"""

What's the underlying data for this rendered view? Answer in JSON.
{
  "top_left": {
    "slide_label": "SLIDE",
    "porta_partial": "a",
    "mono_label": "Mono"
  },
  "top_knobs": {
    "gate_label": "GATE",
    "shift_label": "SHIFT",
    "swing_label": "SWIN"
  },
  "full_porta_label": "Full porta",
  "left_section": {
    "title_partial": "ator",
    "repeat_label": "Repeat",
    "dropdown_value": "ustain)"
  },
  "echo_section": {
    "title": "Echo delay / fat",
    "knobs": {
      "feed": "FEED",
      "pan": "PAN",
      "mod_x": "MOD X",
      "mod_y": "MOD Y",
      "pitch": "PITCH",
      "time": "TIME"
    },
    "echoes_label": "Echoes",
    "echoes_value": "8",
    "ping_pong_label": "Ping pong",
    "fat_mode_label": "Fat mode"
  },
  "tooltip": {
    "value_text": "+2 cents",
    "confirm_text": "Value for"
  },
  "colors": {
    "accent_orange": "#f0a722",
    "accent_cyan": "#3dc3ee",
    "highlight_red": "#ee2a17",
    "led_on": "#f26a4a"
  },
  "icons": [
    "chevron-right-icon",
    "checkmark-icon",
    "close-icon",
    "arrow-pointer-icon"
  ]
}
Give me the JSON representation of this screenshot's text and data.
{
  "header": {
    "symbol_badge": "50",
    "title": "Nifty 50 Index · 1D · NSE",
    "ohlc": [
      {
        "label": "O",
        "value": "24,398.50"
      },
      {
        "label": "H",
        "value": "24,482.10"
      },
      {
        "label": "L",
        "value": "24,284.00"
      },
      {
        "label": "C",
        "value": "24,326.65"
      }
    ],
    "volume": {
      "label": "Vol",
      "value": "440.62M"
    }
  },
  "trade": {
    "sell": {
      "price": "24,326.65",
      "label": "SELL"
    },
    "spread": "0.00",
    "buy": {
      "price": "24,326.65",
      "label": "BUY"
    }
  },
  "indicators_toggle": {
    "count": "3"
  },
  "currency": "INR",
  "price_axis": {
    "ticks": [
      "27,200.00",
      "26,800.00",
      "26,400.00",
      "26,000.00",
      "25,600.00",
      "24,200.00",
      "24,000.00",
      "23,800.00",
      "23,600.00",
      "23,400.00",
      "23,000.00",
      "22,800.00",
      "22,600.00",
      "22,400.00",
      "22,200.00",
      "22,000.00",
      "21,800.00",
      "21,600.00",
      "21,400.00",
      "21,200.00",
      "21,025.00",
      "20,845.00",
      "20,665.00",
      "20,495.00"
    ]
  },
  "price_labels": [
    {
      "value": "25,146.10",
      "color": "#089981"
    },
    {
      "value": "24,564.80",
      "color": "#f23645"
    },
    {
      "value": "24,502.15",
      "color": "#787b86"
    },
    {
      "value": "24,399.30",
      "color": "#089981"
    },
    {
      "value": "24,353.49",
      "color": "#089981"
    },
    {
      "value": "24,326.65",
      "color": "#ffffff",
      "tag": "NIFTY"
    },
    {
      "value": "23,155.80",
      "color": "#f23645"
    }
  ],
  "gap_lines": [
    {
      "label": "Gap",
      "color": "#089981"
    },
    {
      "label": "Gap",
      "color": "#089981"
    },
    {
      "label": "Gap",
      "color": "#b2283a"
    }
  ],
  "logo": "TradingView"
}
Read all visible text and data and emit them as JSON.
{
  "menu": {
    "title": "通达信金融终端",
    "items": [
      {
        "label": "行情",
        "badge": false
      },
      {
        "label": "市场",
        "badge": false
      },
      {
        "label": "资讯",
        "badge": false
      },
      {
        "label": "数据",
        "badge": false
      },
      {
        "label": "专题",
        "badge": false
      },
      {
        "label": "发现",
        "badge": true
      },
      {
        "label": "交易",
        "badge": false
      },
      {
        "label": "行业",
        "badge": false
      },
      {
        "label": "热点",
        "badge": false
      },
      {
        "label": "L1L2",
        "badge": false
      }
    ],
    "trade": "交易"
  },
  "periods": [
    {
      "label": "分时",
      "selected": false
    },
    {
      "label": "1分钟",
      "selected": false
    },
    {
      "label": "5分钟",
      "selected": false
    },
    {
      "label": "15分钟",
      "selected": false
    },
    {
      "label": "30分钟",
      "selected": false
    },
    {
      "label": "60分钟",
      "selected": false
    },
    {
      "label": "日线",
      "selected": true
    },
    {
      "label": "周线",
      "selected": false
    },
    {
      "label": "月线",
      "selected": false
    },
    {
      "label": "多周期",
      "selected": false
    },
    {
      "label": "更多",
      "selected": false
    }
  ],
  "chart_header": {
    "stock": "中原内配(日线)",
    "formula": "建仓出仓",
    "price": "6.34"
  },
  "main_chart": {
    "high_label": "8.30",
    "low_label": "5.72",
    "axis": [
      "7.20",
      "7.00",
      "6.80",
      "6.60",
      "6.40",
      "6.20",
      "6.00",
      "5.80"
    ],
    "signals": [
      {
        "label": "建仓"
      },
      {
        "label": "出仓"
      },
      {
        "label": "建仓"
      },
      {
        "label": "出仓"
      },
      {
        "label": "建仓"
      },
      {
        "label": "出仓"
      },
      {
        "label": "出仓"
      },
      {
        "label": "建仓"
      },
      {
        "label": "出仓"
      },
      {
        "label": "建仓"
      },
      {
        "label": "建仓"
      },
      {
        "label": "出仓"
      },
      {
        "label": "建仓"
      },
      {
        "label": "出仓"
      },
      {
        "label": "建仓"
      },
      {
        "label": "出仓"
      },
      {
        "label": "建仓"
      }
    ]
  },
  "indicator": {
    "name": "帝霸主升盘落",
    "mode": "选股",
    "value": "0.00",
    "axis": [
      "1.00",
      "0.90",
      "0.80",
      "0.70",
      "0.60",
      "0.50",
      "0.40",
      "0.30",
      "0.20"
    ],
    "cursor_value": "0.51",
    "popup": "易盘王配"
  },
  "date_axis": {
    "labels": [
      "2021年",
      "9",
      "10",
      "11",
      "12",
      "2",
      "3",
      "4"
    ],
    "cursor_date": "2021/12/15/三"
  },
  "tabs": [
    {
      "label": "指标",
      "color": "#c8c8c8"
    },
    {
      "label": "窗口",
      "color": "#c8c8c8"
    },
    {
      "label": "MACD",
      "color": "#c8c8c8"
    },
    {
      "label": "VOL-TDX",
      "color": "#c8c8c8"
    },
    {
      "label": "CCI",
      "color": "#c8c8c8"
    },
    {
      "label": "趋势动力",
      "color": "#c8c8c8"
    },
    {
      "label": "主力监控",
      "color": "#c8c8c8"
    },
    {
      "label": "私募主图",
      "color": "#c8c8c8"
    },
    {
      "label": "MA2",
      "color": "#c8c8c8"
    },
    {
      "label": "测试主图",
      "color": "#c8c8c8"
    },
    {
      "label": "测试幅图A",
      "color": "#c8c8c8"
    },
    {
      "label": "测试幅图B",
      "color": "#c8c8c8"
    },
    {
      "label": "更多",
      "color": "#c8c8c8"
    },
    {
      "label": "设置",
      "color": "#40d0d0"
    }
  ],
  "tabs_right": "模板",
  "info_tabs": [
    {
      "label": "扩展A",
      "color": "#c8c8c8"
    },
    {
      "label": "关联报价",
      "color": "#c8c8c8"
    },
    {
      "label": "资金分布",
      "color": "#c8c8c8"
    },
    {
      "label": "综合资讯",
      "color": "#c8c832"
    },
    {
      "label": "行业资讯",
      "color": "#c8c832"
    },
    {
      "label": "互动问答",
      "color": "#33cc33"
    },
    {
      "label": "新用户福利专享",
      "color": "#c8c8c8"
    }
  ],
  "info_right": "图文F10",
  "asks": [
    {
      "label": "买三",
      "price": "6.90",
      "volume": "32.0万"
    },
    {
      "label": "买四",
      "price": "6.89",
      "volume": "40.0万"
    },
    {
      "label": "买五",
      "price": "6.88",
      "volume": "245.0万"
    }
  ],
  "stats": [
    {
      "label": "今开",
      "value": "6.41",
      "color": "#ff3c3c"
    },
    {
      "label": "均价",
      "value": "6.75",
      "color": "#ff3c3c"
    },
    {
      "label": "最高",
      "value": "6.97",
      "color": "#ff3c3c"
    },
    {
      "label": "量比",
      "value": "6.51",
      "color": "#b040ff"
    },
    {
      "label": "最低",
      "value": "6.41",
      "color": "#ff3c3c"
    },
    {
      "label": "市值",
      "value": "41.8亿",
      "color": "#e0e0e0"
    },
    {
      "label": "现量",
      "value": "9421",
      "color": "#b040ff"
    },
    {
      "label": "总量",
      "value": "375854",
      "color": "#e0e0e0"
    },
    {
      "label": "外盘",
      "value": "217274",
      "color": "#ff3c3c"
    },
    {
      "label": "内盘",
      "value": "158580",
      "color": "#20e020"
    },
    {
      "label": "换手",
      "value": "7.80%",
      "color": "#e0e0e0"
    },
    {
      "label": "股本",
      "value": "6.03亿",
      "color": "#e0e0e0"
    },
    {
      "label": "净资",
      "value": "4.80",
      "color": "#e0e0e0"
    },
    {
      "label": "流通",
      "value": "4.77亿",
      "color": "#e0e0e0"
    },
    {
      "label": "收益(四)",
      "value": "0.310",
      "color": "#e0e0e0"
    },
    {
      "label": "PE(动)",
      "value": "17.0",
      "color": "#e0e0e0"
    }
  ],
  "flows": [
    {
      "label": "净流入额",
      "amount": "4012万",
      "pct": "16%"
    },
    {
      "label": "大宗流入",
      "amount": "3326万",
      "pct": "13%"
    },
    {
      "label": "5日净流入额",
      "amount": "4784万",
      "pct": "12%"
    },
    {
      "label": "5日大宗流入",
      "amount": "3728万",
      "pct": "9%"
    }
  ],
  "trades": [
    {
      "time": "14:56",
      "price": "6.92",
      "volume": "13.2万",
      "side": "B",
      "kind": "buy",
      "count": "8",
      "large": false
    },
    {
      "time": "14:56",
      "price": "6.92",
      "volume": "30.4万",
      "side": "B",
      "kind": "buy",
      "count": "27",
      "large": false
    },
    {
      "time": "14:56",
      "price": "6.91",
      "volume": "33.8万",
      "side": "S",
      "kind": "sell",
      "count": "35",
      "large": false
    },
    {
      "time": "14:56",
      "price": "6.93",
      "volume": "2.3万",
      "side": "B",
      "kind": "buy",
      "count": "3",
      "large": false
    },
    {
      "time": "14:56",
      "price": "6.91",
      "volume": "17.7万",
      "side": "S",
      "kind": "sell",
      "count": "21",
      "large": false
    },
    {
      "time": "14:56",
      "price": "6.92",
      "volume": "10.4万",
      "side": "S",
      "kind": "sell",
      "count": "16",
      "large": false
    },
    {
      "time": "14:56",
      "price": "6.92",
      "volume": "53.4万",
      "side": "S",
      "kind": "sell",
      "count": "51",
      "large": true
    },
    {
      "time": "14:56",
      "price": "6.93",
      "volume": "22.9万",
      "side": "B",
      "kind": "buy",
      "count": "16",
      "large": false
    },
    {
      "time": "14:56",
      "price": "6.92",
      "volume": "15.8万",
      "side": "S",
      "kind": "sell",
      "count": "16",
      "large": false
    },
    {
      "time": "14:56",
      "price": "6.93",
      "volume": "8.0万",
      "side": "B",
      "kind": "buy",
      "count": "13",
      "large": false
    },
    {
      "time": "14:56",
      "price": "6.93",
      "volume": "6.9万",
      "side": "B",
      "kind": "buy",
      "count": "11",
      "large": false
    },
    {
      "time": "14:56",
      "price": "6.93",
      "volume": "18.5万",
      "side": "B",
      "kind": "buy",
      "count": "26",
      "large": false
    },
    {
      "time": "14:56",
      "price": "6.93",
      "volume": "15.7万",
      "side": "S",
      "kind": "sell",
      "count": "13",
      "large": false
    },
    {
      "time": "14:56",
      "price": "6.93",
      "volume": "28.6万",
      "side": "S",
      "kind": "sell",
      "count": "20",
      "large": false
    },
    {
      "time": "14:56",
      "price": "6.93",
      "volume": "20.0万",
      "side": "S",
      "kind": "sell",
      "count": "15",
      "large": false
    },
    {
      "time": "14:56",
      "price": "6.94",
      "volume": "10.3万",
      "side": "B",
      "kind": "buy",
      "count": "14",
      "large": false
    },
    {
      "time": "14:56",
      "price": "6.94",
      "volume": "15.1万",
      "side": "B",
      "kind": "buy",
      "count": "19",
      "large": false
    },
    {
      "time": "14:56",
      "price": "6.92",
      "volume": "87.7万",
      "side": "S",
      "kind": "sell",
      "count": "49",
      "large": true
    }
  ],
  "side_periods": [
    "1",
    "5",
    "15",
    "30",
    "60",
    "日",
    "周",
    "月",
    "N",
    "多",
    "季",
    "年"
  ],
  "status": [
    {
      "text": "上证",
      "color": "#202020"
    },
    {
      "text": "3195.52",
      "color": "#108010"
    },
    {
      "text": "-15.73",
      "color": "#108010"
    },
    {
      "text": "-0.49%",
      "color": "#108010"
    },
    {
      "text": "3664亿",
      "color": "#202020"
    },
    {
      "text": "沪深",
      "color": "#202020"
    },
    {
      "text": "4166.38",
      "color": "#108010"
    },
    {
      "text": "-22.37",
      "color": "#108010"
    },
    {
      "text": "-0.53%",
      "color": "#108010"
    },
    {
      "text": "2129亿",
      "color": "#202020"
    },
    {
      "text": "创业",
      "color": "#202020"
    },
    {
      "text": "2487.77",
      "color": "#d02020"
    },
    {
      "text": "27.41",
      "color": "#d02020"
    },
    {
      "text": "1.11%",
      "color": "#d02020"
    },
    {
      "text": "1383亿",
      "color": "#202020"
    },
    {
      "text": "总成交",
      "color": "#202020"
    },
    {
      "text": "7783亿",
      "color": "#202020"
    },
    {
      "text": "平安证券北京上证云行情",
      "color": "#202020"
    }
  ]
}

"""

What you have to do: Across the records above, count the lines holding "true" and reply with that number alone.

The solution: 4